[Collected data entries]
———

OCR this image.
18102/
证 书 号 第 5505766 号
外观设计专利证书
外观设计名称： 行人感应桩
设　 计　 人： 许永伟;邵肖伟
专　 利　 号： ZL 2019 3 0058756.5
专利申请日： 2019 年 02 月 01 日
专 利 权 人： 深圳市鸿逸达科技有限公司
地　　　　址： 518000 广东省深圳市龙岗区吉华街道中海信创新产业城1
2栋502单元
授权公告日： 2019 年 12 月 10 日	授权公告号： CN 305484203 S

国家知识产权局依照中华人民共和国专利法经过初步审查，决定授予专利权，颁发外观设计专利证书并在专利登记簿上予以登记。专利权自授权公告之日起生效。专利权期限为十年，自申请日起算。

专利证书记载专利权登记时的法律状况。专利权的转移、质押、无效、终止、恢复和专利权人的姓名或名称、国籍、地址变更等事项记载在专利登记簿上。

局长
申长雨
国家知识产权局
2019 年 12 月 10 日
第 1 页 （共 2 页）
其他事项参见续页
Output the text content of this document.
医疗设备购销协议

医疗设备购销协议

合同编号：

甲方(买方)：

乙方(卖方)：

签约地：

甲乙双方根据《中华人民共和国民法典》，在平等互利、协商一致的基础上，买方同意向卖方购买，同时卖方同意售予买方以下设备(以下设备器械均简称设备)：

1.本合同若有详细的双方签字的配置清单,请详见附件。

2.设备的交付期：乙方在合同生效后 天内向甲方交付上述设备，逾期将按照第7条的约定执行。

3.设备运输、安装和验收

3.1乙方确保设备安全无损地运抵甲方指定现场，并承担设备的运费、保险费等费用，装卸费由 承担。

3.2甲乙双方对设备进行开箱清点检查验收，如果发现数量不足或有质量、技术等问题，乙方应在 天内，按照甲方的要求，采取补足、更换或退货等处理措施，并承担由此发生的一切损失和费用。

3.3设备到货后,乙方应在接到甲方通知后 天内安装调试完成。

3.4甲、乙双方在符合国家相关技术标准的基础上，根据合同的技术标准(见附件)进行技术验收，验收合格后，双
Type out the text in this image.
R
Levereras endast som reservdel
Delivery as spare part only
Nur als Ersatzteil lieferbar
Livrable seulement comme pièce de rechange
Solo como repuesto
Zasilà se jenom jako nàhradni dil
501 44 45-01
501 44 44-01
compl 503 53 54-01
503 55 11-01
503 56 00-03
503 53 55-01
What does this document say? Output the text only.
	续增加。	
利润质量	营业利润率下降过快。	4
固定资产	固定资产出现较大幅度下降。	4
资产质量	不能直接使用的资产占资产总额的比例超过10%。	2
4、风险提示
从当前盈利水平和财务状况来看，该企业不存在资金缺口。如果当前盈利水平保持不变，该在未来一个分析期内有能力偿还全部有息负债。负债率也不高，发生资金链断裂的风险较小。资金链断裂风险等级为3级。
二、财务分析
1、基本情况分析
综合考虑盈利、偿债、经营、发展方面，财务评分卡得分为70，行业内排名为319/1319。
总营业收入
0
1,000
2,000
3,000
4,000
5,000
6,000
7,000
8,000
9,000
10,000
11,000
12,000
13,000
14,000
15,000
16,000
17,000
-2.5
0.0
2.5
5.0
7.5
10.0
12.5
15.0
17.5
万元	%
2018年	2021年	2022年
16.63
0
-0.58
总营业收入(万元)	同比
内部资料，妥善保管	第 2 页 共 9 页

———

### Your goal
Write out all the entries exactly.

### The answer
OCR this image.
18102/
证 书 号 第 5505766 号
外观设计专利证书
外观设计名称： 行人感应桩
设　 计　 人： 许永伟;邵肖伟
专　 利　 号： ZL 2019 3 0058756.5
专利申请日： 2019 年 02 月 01 日
专 利 权 人： 深圳市鸿逸达科技有限公司
地　　　　址： 518000 广东省深圳市龙岗区吉华街道中海信创新产业城1
2栋502单元
授权公告日： 2019 年 12 月 10 日	授权公告号： CN 305484203 S

国家知识产权局依照中华人民共和国专利法经过初步审查，决定授予专利权，颁发外观设计专利证书并在专利登记簿上予以登记。专利权自授权公告之日起生效。专利权期限为十年，自申请日起算。

专利证书记载专利权登记时的法律状况。专利权的转移、质押、无效、终止、恢复和专利权人的姓名或名称、国籍、地址变更等事项记载在专利登记簿上。

局长
申长雨
国家知识产权局
2019 年 12 月 10 日
第 1 页 （共 2 页）
其他事项参见续页
Output the text content of this document.
医疗设备购销协议

医疗设备购销协议

合同编号：

甲方(买方)：

乙方(卖方)：

签约地：

甲乙双方根据《中华人民共和国民法典》，在平等互利、协商一致的基础上，买方同意向卖方购买，同时卖方同意售予买方以下设备(以下设备器械均简称设备)：

1.本合同若有详细的双方签字的配置清单,请详见附件。

2.设备的交付期：乙方在合同生效后 天内向甲方交付上述设备，逾期将按照第7条的约定执行。

3.设备运输、安装和验收

3.1乙方确保设备安全无损地运抵甲方指定现场，并承担设备的运费、保险费等费用，装卸费由 承担。

3.2甲乙双方对设备进行开箱清点检查验收，如果发现数量不足或有质量、技术等问题，乙方应在 天内，按照甲方的要求，采取补足、更换或退货等处理措施，并承担由此发生的一切损失和费用。

3.3设备到货后,乙方应在接到甲方通知后 天内安装调试完成。

3.4甲、乙双方在符合国家相关技术标准的基础上，根据合同的技术标准(见附件)进行技术验收，验收合格后，双
Type out the text in this image.
R
Levereras endast som reservdel
Delivery as spare part only
Nur als Ersatzteil lieferbar
Livrable seulement comme pièce de rechange
Solo como repuesto
Zasilà se jenom jako nàhradni dil
501 44 45-01
501 44 44-01
compl 503 53 54-01
503 55 11-01
503 56 00-03
503 53 55-01
What does this document say? Output the text only.
	续增加。	
利润质量	营业利润率下降过快。	4
固定资产	固定资产出现较大幅度下降。	4
资产质量	不能直接使用的资产占资产总额的比例超过10%。	2
4、风险提示
从当前盈利水平和财务状况来看，该企业不存在资金缺口。如果当前盈利水平保持不变，该在未来一个分析期内有能力偿还全部有息负债。负债率也不高，发生资金链断裂的风险较小。资金链断裂风险等级为3级。
二、财务分析
1、基本情况分析
综合考虑盈利、偿债、经营、发展方面，财务评分卡得分为70，行业内排名为319/1319。
总营业收入
0
1,000
2,000
3,000
4,000
5,000
6,000
7,000
8,000
9,000
10,000
11,000
12,000
13,000
14,000
15,000
16,000
17,000
-2.5
0.0
2.5
5.0
7.5
10.0
12.5
15.0
17.5
万元	%
2018年	2021年	2022年
16.63
0
-0.58
总营业收入(万元)	同比
内部资料，妥善保管	第 2 页 共 9 页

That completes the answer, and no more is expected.